══ Supplied entries
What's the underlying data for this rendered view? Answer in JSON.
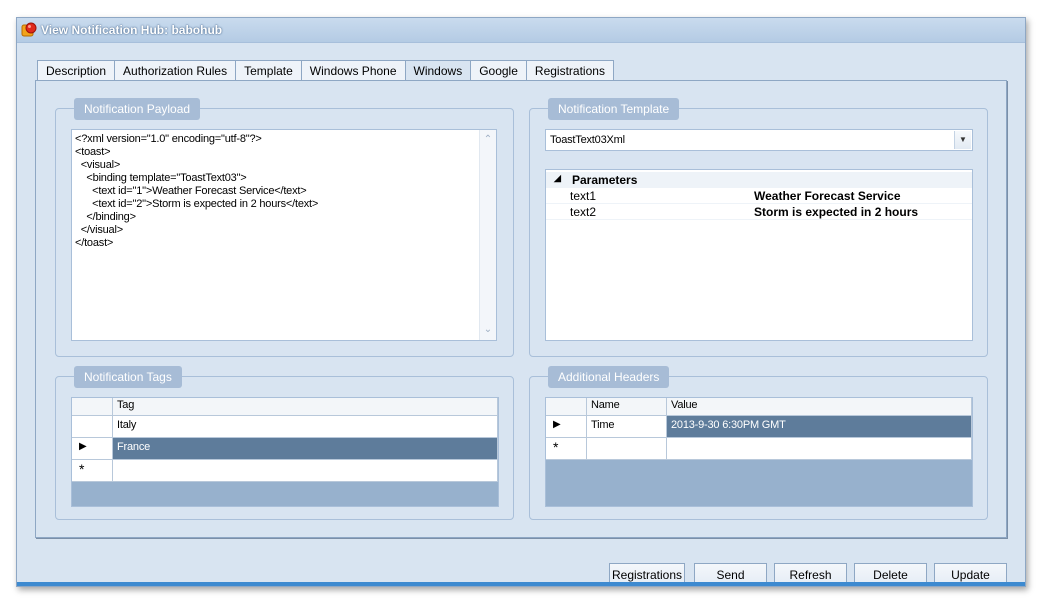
{
  "window": {
    "title": "View Notification Hub: babohub"
  },
  "tabs": [
    "Description",
    "Authorization Rules",
    "Template",
    "Windows Phone",
    "Windows",
    "Google",
    "Registrations"
  ],
  "active_tab": "Windows",
  "payload": {
    "title": "Notification Payload",
    "xml": "<?xml version=\"1.0\" encoding=\"utf-8\"?>\n<toast>\n  <visual>\n    <binding template=\"ToastText03\">\n      <text id=\"1\">Weather Forecast Service</text>\n      <text id=\"2\">Storm is expected in 2 hours</text>\n    </binding>\n  </visual>\n</toast>"
  },
  "template": {
    "title": "Notification Template",
    "selected": "ToastText03Xml",
    "category": "Parameters",
    "params": [
      {
        "key": "text1",
        "value": "Weather Forecast Service"
      },
      {
        "key": "text2",
        "value": "Storm is expected in 2 hours"
      }
    ]
  },
  "tags": {
    "title": "Notification Tags",
    "column": "Tag",
    "rows": [
      "Italy",
      "France"
    ],
    "selected_row": 1,
    "new_row_marker": "*"
  },
  "headers": {
    "title": "Additional Headers",
    "columns": [
      "Name",
      "Value"
    ],
    "rows": [
      {
        "name": "Time",
        "value": "2013-9-30 6:30PM GMT"
      }
    ],
    "new_row_marker": "*"
  },
  "buttons": {
    "registrations": "Registrations",
    "send": "Send",
    "refresh": "Refresh",
    "delete": "Delete",
    "update": "Update"
  },
  "colors": {
    "window_bg": "#d8e4f1",
    "group_title_bg": "#a7bcd6",
    "selection": "#5e7c9b",
    "accent_strip": "#3d8ad0"
  }
}
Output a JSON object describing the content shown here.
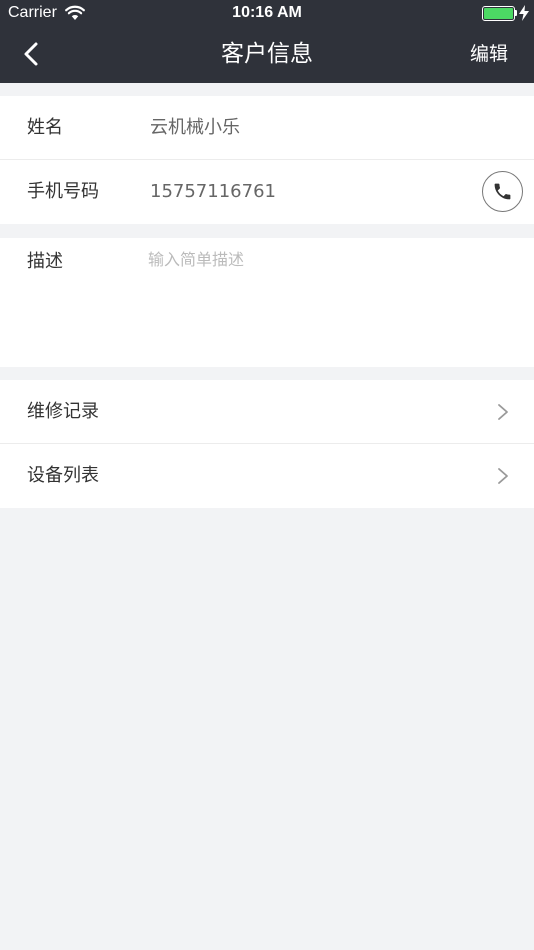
{
  "status_bar": {
    "carrier": "Carrier",
    "time": "10:16 AM"
  },
  "nav": {
    "title": "客户信息",
    "edit_label": "编辑"
  },
  "customer": {
    "name_label": "姓名",
    "name_value": "云机械小乐",
    "phone_label": "手机号码",
    "phone_value": "15757116761"
  },
  "description": {
    "label": "描述",
    "placeholder": "输入简单描述"
  },
  "links": [
    {
      "label": "维修记录"
    },
    {
      "label": "设备列表"
    }
  ],
  "colors": {
    "header_bg": "#2f323a",
    "page_bg": "#f2f3f5",
    "battery": "#4cd964"
  }
}
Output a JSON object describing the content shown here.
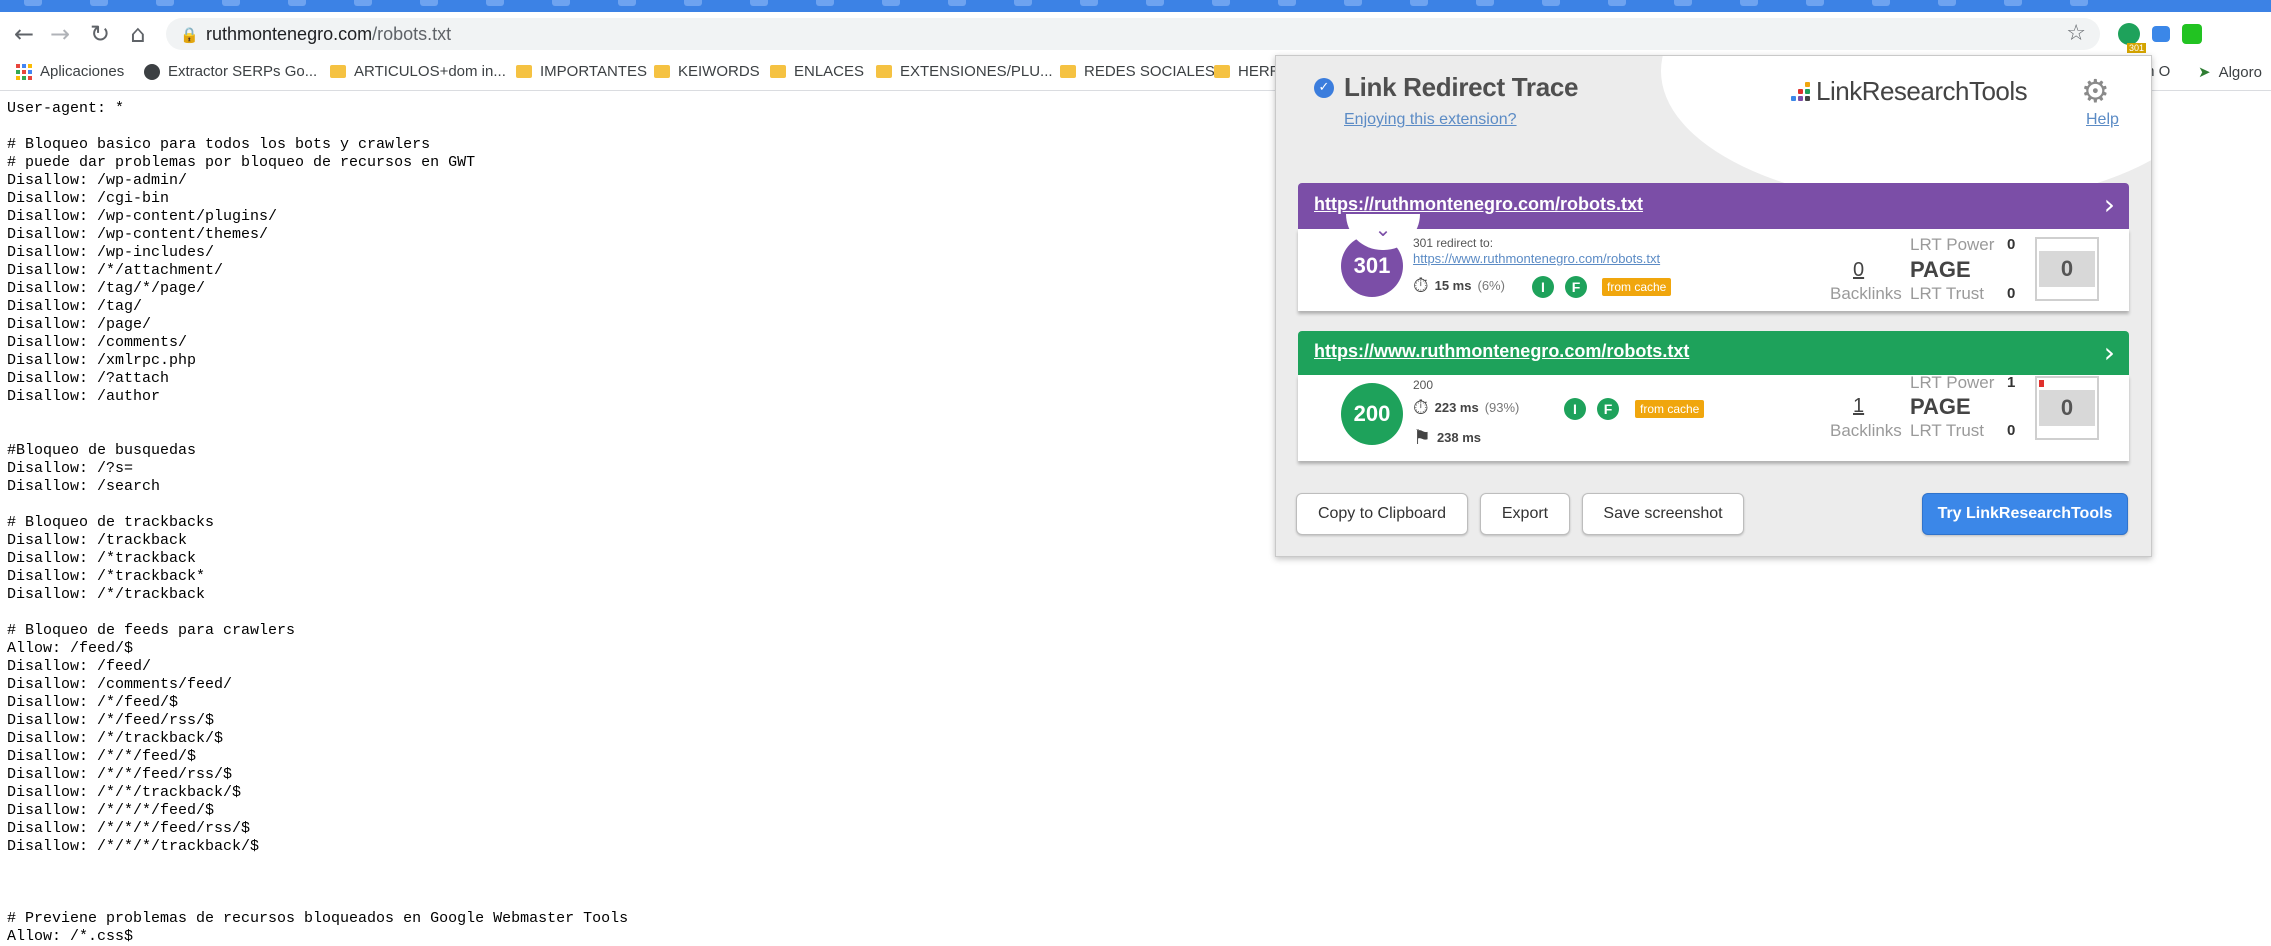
════
## What you are asked to do
Which lines hold the word "Forecast"? Copy each of them from the records.

## Written response
    "xml": "<?xml version=\"1.0\" encoding=\"utf-8\"?>\n<toast>\n  <visual>\n    <binding template=\"ToastText03\">\n      <text id=\"1\">Weather Forecast Service</text>\n      <text id=\"2\">Storm is expected in 2 hours</text>\n    </binding>\n  </visual>\n</toast>"
        "value": "Weather Forecast Service"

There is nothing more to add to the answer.